***** DATASET
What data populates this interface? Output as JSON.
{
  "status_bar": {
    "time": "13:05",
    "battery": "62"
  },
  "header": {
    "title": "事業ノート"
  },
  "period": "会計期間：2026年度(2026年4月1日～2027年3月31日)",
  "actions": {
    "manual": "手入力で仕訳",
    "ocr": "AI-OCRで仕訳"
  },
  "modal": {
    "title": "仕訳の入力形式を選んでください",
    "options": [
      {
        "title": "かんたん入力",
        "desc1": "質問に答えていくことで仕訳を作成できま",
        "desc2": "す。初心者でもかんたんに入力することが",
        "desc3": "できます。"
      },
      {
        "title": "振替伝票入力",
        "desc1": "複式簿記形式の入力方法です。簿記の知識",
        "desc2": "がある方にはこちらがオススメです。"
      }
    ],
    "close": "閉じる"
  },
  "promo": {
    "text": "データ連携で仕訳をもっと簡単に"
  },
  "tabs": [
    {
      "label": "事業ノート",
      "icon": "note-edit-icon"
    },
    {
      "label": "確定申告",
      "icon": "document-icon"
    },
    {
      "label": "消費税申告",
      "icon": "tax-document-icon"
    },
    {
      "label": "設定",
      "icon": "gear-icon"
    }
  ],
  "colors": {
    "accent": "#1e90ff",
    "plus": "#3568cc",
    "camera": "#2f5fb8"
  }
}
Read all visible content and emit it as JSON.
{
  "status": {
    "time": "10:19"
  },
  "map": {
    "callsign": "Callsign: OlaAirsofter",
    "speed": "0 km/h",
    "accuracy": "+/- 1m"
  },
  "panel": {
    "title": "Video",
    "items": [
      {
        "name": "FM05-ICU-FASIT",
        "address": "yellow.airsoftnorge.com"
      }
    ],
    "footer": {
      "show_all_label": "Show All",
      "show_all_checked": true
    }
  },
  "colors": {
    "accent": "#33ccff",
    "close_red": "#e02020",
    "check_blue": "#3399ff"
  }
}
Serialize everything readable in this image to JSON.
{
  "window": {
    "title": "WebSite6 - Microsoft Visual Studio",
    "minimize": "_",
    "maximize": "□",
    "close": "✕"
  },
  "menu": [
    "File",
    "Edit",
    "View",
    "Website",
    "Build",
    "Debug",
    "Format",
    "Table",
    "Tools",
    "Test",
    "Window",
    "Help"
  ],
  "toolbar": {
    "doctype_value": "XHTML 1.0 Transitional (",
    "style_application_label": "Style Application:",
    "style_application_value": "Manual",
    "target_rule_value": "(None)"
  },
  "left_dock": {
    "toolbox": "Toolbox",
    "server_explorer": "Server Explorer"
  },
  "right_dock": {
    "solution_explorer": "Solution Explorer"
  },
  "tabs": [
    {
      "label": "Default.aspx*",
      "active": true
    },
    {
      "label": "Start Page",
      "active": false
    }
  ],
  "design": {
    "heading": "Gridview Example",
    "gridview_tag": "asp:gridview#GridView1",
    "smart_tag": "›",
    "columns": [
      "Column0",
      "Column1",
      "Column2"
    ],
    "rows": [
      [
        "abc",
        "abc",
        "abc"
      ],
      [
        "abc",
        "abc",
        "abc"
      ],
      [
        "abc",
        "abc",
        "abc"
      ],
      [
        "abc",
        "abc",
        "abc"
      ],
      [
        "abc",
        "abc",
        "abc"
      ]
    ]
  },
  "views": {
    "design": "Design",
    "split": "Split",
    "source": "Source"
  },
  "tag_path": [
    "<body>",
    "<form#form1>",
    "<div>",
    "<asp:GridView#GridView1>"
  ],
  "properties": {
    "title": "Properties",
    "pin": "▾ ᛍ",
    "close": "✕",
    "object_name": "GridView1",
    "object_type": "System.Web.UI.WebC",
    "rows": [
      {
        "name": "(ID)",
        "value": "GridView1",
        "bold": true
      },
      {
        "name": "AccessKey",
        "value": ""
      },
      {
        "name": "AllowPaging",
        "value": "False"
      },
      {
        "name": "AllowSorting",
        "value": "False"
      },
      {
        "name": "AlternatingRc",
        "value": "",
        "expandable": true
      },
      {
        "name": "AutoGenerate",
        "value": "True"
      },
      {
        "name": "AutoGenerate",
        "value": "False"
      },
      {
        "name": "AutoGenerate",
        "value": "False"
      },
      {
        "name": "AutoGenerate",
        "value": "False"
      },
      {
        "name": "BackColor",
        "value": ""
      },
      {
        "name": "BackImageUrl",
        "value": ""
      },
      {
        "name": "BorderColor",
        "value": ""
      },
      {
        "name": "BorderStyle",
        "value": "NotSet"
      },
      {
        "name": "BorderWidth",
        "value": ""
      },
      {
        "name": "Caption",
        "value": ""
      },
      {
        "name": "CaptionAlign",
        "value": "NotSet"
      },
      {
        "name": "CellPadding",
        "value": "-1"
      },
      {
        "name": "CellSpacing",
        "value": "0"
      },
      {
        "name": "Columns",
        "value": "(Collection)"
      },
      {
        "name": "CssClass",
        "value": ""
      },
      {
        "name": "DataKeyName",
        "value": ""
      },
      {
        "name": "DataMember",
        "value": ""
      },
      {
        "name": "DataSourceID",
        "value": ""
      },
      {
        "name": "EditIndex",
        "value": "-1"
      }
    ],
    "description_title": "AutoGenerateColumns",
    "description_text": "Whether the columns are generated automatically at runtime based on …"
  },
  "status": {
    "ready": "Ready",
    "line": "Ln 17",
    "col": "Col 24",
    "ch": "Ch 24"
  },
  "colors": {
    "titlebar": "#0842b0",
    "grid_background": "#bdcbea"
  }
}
**********
GIVEN REQUEST:
In the records above, locate every line with the string "this" and copy it.

TASK RESPONSE:
What data populates this interface? Output as JSON.
Serialize everything readable in this image to JSON.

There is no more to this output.